Box coordinate listings:
+ + + +
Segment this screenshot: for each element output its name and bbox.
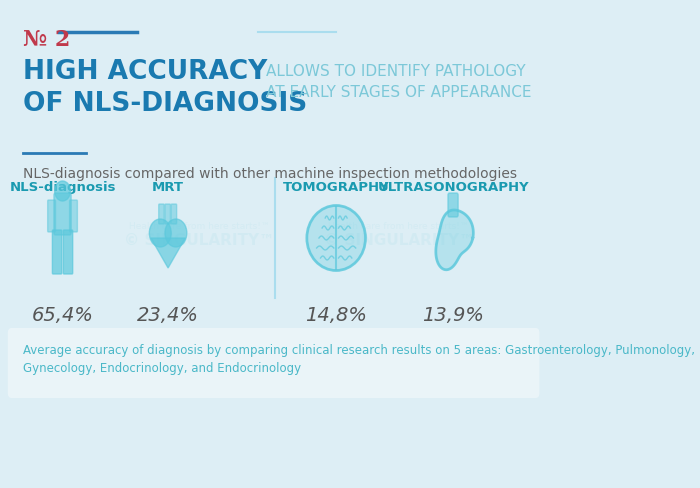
Ellipse shape bbox=[307, 206, 365, 271]
Text: © SINGULARITY™: © SINGULARITY™ bbox=[124, 233, 274, 248]
Text: TOMOGRAPHY: TOMOGRAPHY bbox=[283, 181, 389, 194]
Circle shape bbox=[149, 220, 172, 247]
FancyBboxPatch shape bbox=[165, 204, 170, 224]
FancyBboxPatch shape bbox=[159, 204, 164, 224]
Text: NLS-diagnosis compared with other machine inspection methodologies: NLS-diagnosis compared with other machin… bbox=[24, 167, 517, 181]
Circle shape bbox=[55, 182, 71, 202]
Text: 13,9%: 13,9% bbox=[423, 305, 484, 325]
Text: 14,8%: 14,8% bbox=[305, 305, 367, 325]
Text: © SINGULARITY™: © SINGULARITY™ bbox=[323, 233, 474, 248]
Text: Health care from here starts!™: Health care from here starts!™ bbox=[328, 222, 469, 231]
Text: Health care from here starts!™: Health care from here starts!™ bbox=[129, 222, 270, 231]
Circle shape bbox=[165, 220, 187, 247]
FancyBboxPatch shape bbox=[52, 230, 62, 274]
Text: 23,4%: 23,4% bbox=[137, 305, 199, 325]
Polygon shape bbox=[151, 239, 186, 268]
Text: NLS-diagnosis: NLS-diagnosis bbox=[9, 181, 115, 194]
Polygon shape bbox=[436, 210, 473, 270]
FancyBboxPatch shape bbox=[448, 194, 458, 218]
FancyBboxPatch shape bbox=[172, 204, 176, 224]
Text: ALLOWS TO IDENTIFY PATHOLOGY
AT EARLY STAGES OF APPEARANCE: ALLOWS TO IDENTIFY PATHOLOGY AT EARLY ST… bbox=[266, 64, 531, 100]
FancyBboxPatch shape bbox=[63, 230, 73, 274]
Text: № 2: № 2 bbox=[24, 29, 71, 51]
Text: Average accuracy of diagnosis by comparing clinical research results on 5 areas:: Average accuracy of diagnosis by compari… bbox=[24, 343, 696, 374]
FancyBboxPatch shape bbox=[54, 194, 71, 236]
FancyBboxPatch shape bbox=[48, 201, 55, 232]
FancyBboxPatch shape bbox=[69, 201, 78, 232]
Text: ULTRASONOGRAPHY: ULTRASONOGRAPHY bbox=[377, 181, 529, 194]
Text: HIGH ACCURACY
OF NLS-DIAGNOSIS: HIGH ACCURACY OF NLS-DIAGNOSIS bbox=[24, 59, 308, 117]
FancyBboxPatch shape bbox=[8, 328, 540, 398]
Text: MRT: MRT bbox=[152, 181, 184, 194]
Text: 65,4%: 65,4% bbox=[32, 305, 94, 325]
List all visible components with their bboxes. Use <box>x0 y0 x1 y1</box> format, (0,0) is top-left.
+ + + +
> _STATED PROBLEM_
Tally the lines of the rows above that contain the string "from" and give only that number.

> _THE SOLUTION_
2